• **PROBLEM TO SOLVE**: Copy out every record below, word for word.
---
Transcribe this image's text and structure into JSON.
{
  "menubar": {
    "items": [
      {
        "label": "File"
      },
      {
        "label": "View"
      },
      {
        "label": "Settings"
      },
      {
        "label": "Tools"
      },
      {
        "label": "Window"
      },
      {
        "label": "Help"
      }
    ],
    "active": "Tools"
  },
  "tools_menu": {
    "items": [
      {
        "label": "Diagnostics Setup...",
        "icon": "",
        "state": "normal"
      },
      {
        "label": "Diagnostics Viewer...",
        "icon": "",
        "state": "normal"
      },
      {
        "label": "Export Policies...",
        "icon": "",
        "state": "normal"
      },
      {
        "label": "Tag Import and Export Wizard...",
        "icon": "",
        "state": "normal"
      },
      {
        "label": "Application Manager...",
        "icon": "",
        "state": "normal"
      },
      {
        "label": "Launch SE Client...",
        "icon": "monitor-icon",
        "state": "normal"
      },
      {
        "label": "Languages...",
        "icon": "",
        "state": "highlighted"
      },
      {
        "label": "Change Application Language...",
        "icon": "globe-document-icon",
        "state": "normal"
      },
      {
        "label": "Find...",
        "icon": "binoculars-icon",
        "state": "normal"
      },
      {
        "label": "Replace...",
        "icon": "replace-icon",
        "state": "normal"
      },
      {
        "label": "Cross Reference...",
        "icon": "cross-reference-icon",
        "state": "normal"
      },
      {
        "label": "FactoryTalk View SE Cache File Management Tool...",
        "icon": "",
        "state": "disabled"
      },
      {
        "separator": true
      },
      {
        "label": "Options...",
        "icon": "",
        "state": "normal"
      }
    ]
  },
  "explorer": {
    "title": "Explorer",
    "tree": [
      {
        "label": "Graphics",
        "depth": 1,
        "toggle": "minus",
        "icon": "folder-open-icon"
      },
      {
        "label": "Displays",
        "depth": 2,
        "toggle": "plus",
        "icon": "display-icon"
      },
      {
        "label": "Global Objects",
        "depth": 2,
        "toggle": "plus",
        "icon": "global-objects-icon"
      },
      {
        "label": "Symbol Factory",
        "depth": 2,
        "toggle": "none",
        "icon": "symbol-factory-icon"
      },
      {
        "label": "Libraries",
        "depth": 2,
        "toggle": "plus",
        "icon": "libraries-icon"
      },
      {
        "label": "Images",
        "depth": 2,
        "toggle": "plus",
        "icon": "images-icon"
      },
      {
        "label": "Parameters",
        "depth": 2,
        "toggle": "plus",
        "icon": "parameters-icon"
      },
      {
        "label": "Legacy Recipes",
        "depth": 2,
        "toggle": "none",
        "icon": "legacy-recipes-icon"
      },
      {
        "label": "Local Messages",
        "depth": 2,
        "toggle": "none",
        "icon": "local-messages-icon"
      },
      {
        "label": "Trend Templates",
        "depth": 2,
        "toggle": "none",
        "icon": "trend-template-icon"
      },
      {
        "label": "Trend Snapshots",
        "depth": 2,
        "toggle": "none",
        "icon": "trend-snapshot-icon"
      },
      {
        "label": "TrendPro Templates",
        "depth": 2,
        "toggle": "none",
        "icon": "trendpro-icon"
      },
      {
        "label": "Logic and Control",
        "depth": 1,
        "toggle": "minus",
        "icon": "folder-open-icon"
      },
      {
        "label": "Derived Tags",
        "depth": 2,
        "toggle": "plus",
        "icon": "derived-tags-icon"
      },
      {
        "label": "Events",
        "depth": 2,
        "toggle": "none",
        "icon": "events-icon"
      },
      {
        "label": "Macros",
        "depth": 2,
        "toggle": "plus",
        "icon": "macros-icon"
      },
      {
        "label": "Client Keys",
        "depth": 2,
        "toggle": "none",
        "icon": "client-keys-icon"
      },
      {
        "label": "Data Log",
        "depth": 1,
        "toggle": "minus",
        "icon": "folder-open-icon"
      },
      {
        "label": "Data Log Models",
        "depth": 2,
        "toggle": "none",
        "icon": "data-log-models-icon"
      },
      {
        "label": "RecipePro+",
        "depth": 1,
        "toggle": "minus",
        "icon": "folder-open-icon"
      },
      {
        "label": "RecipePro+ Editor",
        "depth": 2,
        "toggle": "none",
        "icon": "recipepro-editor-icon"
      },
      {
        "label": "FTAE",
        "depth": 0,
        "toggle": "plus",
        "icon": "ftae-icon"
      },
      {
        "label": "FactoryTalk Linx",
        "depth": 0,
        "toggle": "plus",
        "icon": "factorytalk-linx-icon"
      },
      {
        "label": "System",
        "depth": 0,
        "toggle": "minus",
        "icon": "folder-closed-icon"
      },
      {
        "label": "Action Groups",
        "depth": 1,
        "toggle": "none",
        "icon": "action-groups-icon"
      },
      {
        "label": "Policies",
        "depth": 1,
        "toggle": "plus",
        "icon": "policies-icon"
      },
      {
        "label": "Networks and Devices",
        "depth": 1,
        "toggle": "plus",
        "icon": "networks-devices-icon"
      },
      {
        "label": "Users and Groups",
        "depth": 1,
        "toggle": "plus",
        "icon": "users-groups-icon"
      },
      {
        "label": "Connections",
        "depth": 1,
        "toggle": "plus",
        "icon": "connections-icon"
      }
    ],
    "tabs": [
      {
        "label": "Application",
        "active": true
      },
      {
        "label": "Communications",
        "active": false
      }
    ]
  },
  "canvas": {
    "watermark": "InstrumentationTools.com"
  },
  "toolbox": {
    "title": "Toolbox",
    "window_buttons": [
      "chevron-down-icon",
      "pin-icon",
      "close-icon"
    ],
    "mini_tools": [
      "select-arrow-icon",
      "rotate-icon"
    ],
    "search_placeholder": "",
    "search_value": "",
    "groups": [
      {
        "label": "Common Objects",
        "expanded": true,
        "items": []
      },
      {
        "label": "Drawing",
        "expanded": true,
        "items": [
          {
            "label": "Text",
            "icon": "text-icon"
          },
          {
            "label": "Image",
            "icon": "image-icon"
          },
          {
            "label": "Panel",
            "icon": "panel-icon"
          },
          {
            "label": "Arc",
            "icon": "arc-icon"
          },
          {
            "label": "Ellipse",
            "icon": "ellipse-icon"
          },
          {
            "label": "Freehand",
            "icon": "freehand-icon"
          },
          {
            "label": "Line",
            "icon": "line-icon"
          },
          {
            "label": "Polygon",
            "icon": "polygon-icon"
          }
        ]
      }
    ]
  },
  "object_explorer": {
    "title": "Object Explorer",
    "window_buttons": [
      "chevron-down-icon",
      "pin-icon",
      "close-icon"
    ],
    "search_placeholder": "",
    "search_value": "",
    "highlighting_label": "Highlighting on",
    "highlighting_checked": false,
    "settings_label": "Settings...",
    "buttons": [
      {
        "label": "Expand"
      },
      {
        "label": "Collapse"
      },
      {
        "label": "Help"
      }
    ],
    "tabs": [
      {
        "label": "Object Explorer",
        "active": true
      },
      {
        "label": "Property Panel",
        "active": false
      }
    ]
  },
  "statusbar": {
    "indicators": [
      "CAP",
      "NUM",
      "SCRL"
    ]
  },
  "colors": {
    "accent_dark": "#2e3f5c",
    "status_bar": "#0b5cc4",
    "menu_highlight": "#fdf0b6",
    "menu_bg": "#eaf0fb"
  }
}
---
• **FULL OUTPUT**:
Transcribe this image's text and structure into JSON.
{
  "menubar": {
    "items": [
      {
        "label": "File"
      },
      {
        "label": "View"
      },
      {
        "label": "Settings"
      },
      {
        "label": "Tools"
      },
      {
        "label": "Window"
      },
      {
        "label": "Help"
      }
    ],
    "active": "Tools"
  },
  "tools_menu": {
    "items": [
      {
        "label": "Diagnostics Setup...",
        "icon": "",
        "state": "normal"
      },
      {
        "label": "Diagnostics Viewer...",
        "icon": "",
        "state": "normal"
      },
      {
        "label": "Export Policies...",
        "icon": "",
        "state": "normal"
      },
      {
        "label": "Tag Import and Export Wizard...",
        "icon": "",
        "state": "normal"
      },
      {
        "label": "Application Manager...",
        "icon": "",
        "state": "normal"
      },
      {
        "label": "Launch SE Client...",
        "icon": "monitor-icon",
        "state": "normal"
      },
      {
        "label": "Languages...",
        "icon": "",
        "state": "highlighted"
      },
      {
        "label": "Change Application Language...",
        "icon": "globe-document-icon",
        "state": "normal"
      },
      {
        "label": "Find...",
        "icon": "binoculars-icon",
        "state": "normal"
      },
      {
        "label": "Replace...",
        "icon": "replace-icon",
        "state": "normal"
      },
      {
        "label": "Cross Reference...",
        "icon": "cross-reference-icon",
        "state": "normal"
      },
      {
        "label": "FactoryTalk View SE Cache File Management Tool...",
        "icon": "",
        "state": "disabled"
      },
      {
        "separator": true
      },
      {
        "label": "Options...",
        "icon": "",
        "state": "normal"
      }
    ]
  },
  "explorer": {
    "title": "Explorer",
    "tree": [
      {
        "label": "Graphics",
        "depth": 1,
        "toggle": "minus",
        "icon": "folder-open-icon"
      },
      {
        "label": "Displays",
        "depth": 2,
        "toggle": "plus",
        "icon": "display-icon"
      },
      {
        "label": "Global Objects",
        "depth": 2,
        "toggle": "plus",
        "icon": "global-objects-icon"
      },
      {
        "label": "Symbol Factory",
        "depth": 2,
        "toggle": "none",
        "icon": "symbol-factory-icon"
      },
      {
        "label": "Libraries",
        "depth": 2,
        "toggle": "plus",
        "icon": "libraries-icon"
      },
      {
        "label": "Images",
        "depth": 2,
        "toggle": "plus",
        "icon": "images-icon"
      },
      {
        "label": "Parameters",
        "depth": 2,
        "toggle": "plus",
        "icon": "parameters-icon"
      },
      {
        "label": "Legacy Recipes",
        "depth": 2,
        "toggle": "none",
        "icon": "legacy-recipes-icon"
      },
      {
        "label": "Local Messages",
        "depth": 2,
        "toggle": "none",
        "icon": "local-messages-icon"
      },
      {
        "label": "Trend Templates",
        "depth": 2,
        "toggle": "none",
        "icon": "trend-template-icon"
      },
      {
        "label": "Trend Snapshots",
        "depth": 2,
        "toggle": "none",
        "icon": "trend-snapshot-icon"
      },
      {
        "label": "TrendPro Templates",
        "depth": 2,
        "toggle": "none",
        "icon": "trendpro-icon"
      },
      {
        "label": "Logic and Control",
        "depth": 1,
        "toggle": "minus",
        "icon": "folder-open-icon"
      },
      {
        "label": "Derived Tags",
        "depth": 2,
        "toggle": "plus",
        "icon": "derived-tags-icon"
      },
      {
        "label": "Events",
        "depth": 2,
        "toggle": "none",
        "icon": "events-icon"
      },
      {
        "label": "Macros",
        "depth": 2,
        "toggle": "plus",
        "icon": "macros-icon"
      },
      {
        "label": "Client Keys",
        "depth": 2,
        "toggle": "none",
        "icon": "client-keys-icon"
      },
      {
        "label": "Data Log",
        "depth": 1,
        "toggle": "minus",
        "icon": "folder-open-icon"
      },
      {
        "label": "Data Log Models",
        "depth": 2,
        "toggle": "none",
        "icon": "data-log-models-icon"
      },
      {
        "label": "RecipePro+",
        "depth": 1,
        "toggle": "minus",
        "icon": "folder-open-icon"
      },
      {
        "label": "RecipePro+ Editor",
        "depth": 2,
        "toggle": "none",
        "icon": "recipepro-editor-icon"
      },
      {
        "label": "FTAE",
        "depth": 0,
        "toggle": "plus",
        "icon": "ftae-icon"
      },
      {
        "label": "FactoryTalk Linx",
        "depth": 0,
        "toggle": "plus",
        "icon": "factorytalk-linx-icon"
      },
      {
        "label": "System",
        "depth": 0,
        "toggle": "minus",
        "icon": "folder-closed-icon"
      },
      {
        "label": "Action Groups",
        "depth": 1,
        "toggle": "none",
        "icon": "action-groups-icon"
      },
      {
        "label": "Policies",
        "depth": 1,
        "toggle": "plus",
        "icon": "policies-icon"
      },
      {
        "label": "Networks and Devices",
        "depth": 1,
        "toggle": "plus",
        "icon": "networks-devices-icon"
      },
      {
        "label": "Users and Groups",
        "depth": 1,
        "toggle": "plus",
        "icon": "users-groups-icon"
      },
      {
        "label": "Connections",
        "depth": 1,
        "toggle": "plus",
        "icon": "connections-icon"
      }
    ],
    "tabs": [
      {
        "label": "Application",
        "active": true
      },
      {
        "label": "Communications",
        "active": false
      }
    ]
  },
  "canvas": {
    "watermark": "InstrumentationTools.com"
  },
  "toolbox": {
    "title": "Toolbox",
    "window_buttons": [
      "chevron-down-icon",
      "pin-icon",
      "close-icon"
    ],
    "mini_tools": [
      "select-arrow-icon",
      "rotate-icon"
    ],
    "search_placeholder": "",
    "search_value": "",
    "groups": [
      {
        "label": "Common Objects",
        "expanded": true,
        "items": []
      },
      {
        "label": "Drawing",
        "expanded": true,
        "items": [
          {
            "label": "Text",
            "icon": "text-icon"
          },
          {
            "label": "Image",
            "icon": "image-icon"
          },
          {
            "label": "Panel",
            "icon": "panel-icon"
          },
          {
            "label": "Arc",
            "icon": "arc-icon"
          },
          {
            "label": "Ellipse",
            "icon": "ellipse-icon"
          },
          {
            "label": "Freehand",
            "icon": "freehand-icon"
          },
          {
            "label": "Line",
            "icon": "line-icon"
          },
          {
            "label": "Polygon",
            "icon": "polygon-icon"
          }
        ]
      }
    ]
  },
  "object_explorer": {
    "title": "Object Explorer",
    "window_buttons": [
      "chevron-down-icon",
      "pin-icon",
      "close-icon"
    ],
    "search_placeholder": "",
    "search_value": "",
    "highlighting_label": "Highlighting on",
    "highlighting_checked": false,
    "settings_label": "Settings...",
    "buttons": [
      {
        "label": "Expand"
      },
      {
        "label": "Collapse"
      },
      {
        "label": "Help"
      }
    ],
    "tabs": [
      {
        "label": "Object Explorer",
        "active": true
      },
      {
        "label": "Property Panel",
        "active": false
      }
    ]
  },
  "statusbar": {
    "indicators": [
      "CAP",
      "NUM",
      "SCRL"
    ]
  },
  "colors": {
    "accent_dark": "#2e3f5c",
    "status_bar": "#0b5cc4",
    "menu_highlight": "#fdf0b6",
    "menu_bg": "#eaf0fb"
  }
}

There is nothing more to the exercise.